» Work instructions
Below is a block of data; give all of it again word for word.

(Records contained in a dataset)
** start **
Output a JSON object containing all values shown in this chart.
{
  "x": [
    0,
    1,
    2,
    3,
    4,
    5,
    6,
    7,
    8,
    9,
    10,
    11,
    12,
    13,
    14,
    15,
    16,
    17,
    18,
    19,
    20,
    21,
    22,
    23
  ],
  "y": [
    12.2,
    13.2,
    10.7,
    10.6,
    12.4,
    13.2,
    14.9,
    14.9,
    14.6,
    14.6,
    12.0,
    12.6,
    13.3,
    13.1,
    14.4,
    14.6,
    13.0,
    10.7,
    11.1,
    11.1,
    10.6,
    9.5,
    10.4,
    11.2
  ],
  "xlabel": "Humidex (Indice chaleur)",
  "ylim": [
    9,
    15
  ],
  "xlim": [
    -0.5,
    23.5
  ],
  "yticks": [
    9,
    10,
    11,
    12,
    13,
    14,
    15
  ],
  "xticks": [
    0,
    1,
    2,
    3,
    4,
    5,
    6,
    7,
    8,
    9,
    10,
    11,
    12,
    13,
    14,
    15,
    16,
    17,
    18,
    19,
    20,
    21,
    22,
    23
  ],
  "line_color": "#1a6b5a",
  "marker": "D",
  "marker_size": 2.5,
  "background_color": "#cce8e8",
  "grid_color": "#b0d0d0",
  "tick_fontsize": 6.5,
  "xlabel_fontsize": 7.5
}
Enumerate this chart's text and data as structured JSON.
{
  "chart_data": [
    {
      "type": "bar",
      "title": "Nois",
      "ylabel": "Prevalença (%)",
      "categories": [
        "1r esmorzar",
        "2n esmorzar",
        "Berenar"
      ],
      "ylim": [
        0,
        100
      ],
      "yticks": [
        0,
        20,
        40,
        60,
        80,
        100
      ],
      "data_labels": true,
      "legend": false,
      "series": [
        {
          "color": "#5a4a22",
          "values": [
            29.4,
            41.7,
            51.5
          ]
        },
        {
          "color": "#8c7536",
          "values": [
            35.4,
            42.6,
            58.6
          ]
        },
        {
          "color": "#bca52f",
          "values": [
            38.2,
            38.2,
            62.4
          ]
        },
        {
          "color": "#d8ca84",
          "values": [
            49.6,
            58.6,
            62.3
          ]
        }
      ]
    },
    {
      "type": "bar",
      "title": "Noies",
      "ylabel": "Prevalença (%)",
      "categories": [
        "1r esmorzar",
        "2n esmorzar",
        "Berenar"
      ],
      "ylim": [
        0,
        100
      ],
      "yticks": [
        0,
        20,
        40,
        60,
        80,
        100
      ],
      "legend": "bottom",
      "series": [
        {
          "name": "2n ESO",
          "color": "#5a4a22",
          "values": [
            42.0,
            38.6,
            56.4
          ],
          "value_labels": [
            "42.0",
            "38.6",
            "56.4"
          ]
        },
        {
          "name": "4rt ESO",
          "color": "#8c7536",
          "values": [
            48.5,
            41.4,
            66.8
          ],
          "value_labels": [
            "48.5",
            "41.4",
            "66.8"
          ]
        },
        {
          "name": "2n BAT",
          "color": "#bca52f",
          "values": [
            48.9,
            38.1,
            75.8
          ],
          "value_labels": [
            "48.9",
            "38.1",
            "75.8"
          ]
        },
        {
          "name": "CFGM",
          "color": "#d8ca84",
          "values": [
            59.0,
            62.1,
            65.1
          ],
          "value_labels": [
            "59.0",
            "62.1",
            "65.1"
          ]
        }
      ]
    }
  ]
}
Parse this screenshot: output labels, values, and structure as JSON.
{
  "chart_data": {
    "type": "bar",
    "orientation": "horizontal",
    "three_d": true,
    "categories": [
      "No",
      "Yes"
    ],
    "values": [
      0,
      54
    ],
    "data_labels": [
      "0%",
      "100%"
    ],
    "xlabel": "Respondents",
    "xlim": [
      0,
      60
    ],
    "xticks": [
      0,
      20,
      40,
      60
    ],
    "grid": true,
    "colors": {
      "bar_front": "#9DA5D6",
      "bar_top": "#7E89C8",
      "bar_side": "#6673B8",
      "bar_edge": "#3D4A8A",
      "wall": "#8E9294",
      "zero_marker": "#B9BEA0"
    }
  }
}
** end **
» Right answer
Output a JSON object containing all values shown in this chart.
{
  "x": [
    0,
    1,
    2,
    3,
    4,
    5,
    6,
    7,
    8,
    9,
    10,
    11,
    12,
    13,
    14,
    15,
    16,
    17,
    18,
    19,
    20,
    21,
    22,
    23
  ],
  "y": [
    12.2,
    13.2,
    10.7,
    10.6,
    12.4,
    13.2,
    14.9,
    14.9,
    14.6,
    14.6,
    12.0,
    12.6,
    13.3,
    13.1,
    14.4,
    14.6,
    13.0,
    10.7,
    11.1,
    11.1,
    10.6,
    9.5,
    10.4,
    11.2
  ],
  "xlabel": "Humidex (Indice chaleur)",
  "ylim": [
    9,
    15
  ],
  "xlim": [
    -0.5,
    23.5
  ],
  "yticks": [
    9,
    10,
    11,
    12,
    13,
    14,
    15
  ],
  "xticks": [
    0,
    1,
    2,
    3,
    4,
    5,
    6,
    7,
    8,
    9,
    10,
    11,
    12,
    13,
    14,
    15,
    16,
    17,
    18,
    19,
    20,
    21,
    22,
    23
  ],
  "line_color": "#1a6b5a",
  "marker": "D",
  "marker_size": 2.5,
  "background_color": "#cce8e8",
  "grid_color": "#b0d0d0",
  "tick_fontsize": 6.5,
  "xlabel_fontsize": 7.5
}
Enumerate this chart's text and data as structured JSON.
{
  "chart_data": [
    {
      "type": "bar",
      "title": "Nois",
      "ylabel": "Prevalença (%)",
      "categories": [
        "1r esmorzar",
        "2n esmorzar",
        "Berenar"
      ],
      "ylim": [
        0,
        100
      ],
      "yticks": [
        0,
        20,
        40,
        60,
        80,
        100
      ],
      "data_labels": true,
      "legend": false,
      "series": [
        {
          "color": "#5a4a22",
          "values": [
            29.4,
            41.7,
            51.5
          ]
        },
        {
          "color": "#8c7536",
          "values": [
            35.4,
            42.6,
            58.6
          ]
        },
        {
          "color": "#bca52f",
          "values": [
            38.2,
            38.2,
            62.4
          ]
        },
        {
          "color": "#d8ca84",
          "values": [
            49.6,
            58.6,
            62.3
          ]
        }
      ]
    },
    {
      "type": "bar",
      "title": "Noies",
      "ylabel": "Prevalença (%)",
      "categories": [
        "1r esmorzar",
        "2n esmorzar",
        "Berenar"
      ],
      "ylim": [
        0,
        100
      ],
      "yticks": [
        0,
        20,
        40,
        60,
        80,
        100
      ],
      "legend": "bottom",
      "series": [
        {
          "name": "2n ESO",
          "color": "#5a4a22",
          "values": [
            42.0,
            38.6,
            56.4
          ],
          "value_labels": [
            "42.0",
            "38.6",
            "56.4"
          ]
        },
        {
          "name": "4rt ESO",
          "color": "#8c7536",
          "values": [
            48.5,
            41.4,
            66.8
          ],
          "value_labels": [
            "48.5",
            "41.4",
            "66.8"
          ]
        },
        {
          "name": "2n BAT",
          "color": "#bca52f",
          "values": [
            48.9,
            38.1,
            75.8
          ],
          "value_labels": [
            "48.9",
            "38.1",
            "75.8"
          ]
        },
        {
          "name": "CFGM",
          "color": "#d8ca84",
          "values": [
            59.0,
            62.1,
            65.1
          ],
          "value_labels": [
            "59.0",
            "62.1",
            "65.1"
          ]
        }
      ]
    }
  ]
}
Parse this screenshot: output labels, values, and structure as JSON.
{
  "chart_data": {
    "type": "bar",
    "orientation": "horizontal",
    "three_d": true,
    "categories": [
      "No",
      "Yes"
    ],
    "values": [
      0,
      54
    ],
    "data_labels": [
      "0%",
      "100%"
    ],
    "xlabel": "Respondents",
    "xlim": [
      0,
      60
    ],
    "xticks": [
      0,
      20,
      40,
      60
    ],
    "grid": true,
    "colors": {
      "bar_front": "#9DA5D6",
      "bar_top": "#7E89C8",
      "bar_side": "#6673B8",
      "bar_edge": "#3D4A8A",
      "wall": "#8E9294",
      "zero_marker": "#B9BEA0"
    }
  }
}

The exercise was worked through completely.